* WHAT THIS TASK INVOLVES: Pull every line of the entries that has the word "Papillary".

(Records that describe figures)
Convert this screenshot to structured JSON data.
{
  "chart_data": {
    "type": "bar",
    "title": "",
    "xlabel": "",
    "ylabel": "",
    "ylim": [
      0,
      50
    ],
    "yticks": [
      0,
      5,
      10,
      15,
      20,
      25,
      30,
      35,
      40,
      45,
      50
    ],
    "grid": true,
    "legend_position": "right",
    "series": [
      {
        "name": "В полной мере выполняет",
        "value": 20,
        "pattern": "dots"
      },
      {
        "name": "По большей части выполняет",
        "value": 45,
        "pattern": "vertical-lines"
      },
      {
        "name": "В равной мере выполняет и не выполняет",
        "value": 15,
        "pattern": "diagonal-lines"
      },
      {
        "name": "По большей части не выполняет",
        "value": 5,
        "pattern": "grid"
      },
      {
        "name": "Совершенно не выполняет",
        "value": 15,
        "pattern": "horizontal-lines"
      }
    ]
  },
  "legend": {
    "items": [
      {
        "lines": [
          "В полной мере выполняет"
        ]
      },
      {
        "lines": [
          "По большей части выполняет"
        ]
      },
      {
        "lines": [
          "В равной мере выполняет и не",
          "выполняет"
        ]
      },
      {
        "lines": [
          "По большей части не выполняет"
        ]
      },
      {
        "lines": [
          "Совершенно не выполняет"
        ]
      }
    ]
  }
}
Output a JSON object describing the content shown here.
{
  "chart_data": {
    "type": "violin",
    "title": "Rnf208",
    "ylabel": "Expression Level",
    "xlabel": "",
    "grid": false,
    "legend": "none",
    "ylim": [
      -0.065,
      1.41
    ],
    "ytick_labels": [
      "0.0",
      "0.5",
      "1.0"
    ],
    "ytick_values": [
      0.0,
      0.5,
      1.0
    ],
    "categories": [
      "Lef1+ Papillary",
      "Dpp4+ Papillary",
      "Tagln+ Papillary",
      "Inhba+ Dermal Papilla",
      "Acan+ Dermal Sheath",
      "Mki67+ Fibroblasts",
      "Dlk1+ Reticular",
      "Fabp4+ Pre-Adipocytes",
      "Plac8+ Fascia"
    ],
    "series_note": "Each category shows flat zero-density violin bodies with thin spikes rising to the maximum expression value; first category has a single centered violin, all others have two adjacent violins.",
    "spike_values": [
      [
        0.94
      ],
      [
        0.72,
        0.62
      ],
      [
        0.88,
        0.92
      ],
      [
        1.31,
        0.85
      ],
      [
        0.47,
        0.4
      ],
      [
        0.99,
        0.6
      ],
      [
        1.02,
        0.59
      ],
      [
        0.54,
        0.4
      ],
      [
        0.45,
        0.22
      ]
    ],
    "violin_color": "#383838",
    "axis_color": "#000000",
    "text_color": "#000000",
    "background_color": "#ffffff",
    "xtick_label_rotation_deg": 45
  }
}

* OUTPUT:
      "Lef1+ Papillary",
      "Dpp4+ Papillary",
      "Tagln+ Papillary",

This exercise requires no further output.